[PROVIDED ENTRIES start]
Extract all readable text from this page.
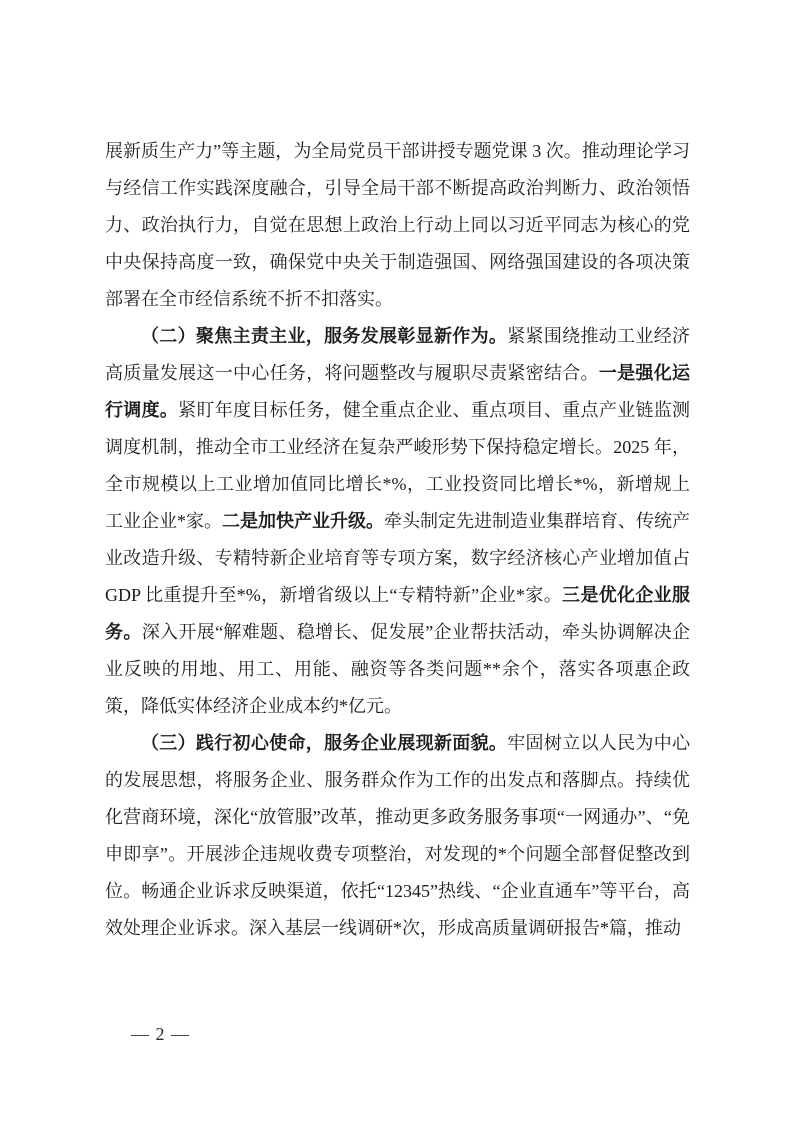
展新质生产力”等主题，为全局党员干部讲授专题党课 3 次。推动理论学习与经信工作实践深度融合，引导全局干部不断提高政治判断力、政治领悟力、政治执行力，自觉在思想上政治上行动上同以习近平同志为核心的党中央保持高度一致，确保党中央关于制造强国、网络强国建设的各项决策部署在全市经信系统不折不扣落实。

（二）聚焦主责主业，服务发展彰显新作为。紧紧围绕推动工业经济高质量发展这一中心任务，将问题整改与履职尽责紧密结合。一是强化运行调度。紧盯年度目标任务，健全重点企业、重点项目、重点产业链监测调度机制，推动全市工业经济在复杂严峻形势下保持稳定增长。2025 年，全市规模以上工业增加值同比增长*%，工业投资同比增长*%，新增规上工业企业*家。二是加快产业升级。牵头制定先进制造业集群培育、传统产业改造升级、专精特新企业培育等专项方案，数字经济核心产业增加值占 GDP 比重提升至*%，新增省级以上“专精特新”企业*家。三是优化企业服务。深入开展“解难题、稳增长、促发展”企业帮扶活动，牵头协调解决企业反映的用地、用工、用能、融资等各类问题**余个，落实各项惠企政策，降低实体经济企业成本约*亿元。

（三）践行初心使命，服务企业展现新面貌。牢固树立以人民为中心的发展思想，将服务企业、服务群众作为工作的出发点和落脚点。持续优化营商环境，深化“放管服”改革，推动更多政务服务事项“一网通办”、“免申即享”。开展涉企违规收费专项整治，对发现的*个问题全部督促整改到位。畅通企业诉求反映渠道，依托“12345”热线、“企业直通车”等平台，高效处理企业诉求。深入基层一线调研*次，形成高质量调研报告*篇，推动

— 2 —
[PROVIDED ENTRIES end]
WRITTEN INSTRUCTION ▸
Transcribe the listing above verbatim. Omit the pictures.

FINISHED EXERCISE ▸
Extract all readable text from this page.
展新质生产力”等主题，为全局党员干部讲授专题党课 3 次。推动理论学习与经信工作实践深度融合，引导全局干部不断提高政治判断力、政治领悟力、政治执行力，自觉在思想上政治上行动上同以习近平同志为核心的党中央保持高度一致，确保党中央关于制造强国、网络强国建设的各项决策部署在全市经信系统不折不扣落实。

（二）聚焦主责主业，服务发展彰显新作为。紧紧围绕推动工业经济高质量发展这一中心任务，将问题整改与履职尽责紧密结合。一是强化运行调度。紧盯年度目标任务，健全重点企业、重点项目、重点产业链监测调度机制，推动全市工业经济在复杂严峻形势下保持稳定增长。2025 年，全市规模以上工业增加值同比增长*%，工业投资同比增长*%，新增规上工业企业*家。二是加快产业升级。牵头制定先进制造业集群培育、传统产业改造升级、专精特新企业培育等专项方案，数字经济核心产业增加值占 GDP 比重提升至*%，新增省级以上“专精特新”企业*家。三是优化企业服务。深入开展“解难题、稳增长、促发展”企业帮扶活动，牵头协调解决企业反映的用地、用工、用能、融资等各类问题**余个，落实各项惠企政策，降低实体经济企业成本约*亿元。

（三）践行初心使命，服务企业展现新面貌。牢固树立以人民为中心的发展思想，将服务企业、服务群众作为工作的出发点和落脚点。持续优化营商环境，深化“放管服”改革，推动更多政务服务事项“一网通办”、“免申即享”。开展涉企违规收费专项整治，对发现的*个问题全部督促整改到位。畅通企业诉求反映渠道，依托“12345”热线、“企业直通车”等平台，高效处理企业诉求。深入基层一线调研*次，形成高质量调研报告*篇，推动

— 2 —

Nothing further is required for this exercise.